__Challenge__: Copy out the listing exactly.

__Exercise input__:

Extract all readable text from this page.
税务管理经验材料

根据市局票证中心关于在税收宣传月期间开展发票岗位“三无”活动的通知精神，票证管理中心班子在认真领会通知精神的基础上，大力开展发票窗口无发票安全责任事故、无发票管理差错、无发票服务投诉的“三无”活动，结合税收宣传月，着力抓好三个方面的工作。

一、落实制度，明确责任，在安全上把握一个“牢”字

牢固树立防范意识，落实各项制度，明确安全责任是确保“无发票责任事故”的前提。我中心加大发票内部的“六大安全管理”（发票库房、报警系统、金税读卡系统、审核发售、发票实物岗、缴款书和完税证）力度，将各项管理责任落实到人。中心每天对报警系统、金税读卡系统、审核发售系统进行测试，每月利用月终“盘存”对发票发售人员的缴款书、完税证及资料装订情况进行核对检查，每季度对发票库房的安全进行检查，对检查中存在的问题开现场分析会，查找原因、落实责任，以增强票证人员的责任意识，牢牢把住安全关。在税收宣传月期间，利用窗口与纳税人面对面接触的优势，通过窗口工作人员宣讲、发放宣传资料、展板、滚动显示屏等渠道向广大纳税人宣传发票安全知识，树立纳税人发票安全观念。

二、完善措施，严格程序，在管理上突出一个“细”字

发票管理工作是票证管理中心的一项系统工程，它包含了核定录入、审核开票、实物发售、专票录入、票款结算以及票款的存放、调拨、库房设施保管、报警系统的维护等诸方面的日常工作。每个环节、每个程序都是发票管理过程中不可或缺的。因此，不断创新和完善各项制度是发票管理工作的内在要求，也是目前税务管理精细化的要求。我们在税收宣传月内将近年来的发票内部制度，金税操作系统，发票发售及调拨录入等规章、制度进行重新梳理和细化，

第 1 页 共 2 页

__Solution to the exercise__:
Extract all readable text from this page.
税务管理经验材料

根据市局票证中心关于在税收宣传月期间开展发票岗位“三无”活动的通知精神，票证管理中心班子在认真领会通知精神的基础上，大力开展发票窗口无发票安全责任事故、无发票管理差错、无发票服务投诉的“三无”活动，结合税收宣传月，着力抓好三个方面的工作。

一、落实制度，明确责任，在安全上把握一个“牢”字

牢固树立防范意识，落实各项制度，明确安全责任是确保“无发票责任事故”的前提。我中心加大发票内部的“六大安全管理”（发票库房、报警系统、金税读卡系统、审核发售、发票实物岗、缴款书和完税证）力度，将各项管理责任落实到人。中心每天对报警系统、金税读卡系统、审核发售系统进行测试，每月利用月终“盘存”对发票发售人员的缴款书、完税证及资料装订情况进行核对检查，每季度对发票库房的安全进行检查，对检查中存在的问题开现场分析会，查找原因、落实责任，以增强票证人员的责任意识，牢牢把住安全关。在税收宣传月期间，利用窗口与纳税人面对面接触的优势，通过窗口工作人员宣讲、发放宣传资料、展板、滚动显示屏等渠道向广大纳税人宣传发票安全知识，树立纳税人发票安全观念。

二、完善措施，严格程序，在管理上突出一个“细”字

发票管理工作是票证管理中心的一项系统工程，它包含了核定录入、审核开票、实物发售、专票录入、票款结算以及票款的存放、调拨、库房设施保管、报警系统的维护等诸方面的日常工作。每个环节、每个程序都是发票管理过程中不可或缺的。因此，不断创新和完善各项制度是发票管理工作的内在要求，也是目前税务管理精细化的要求。我们在税收宣传月内将近年来的发票内部制度，金税操作系统，发票发售及调拨录入等规章、制度进行重新梳理和细化，

第 1 页 共 2 页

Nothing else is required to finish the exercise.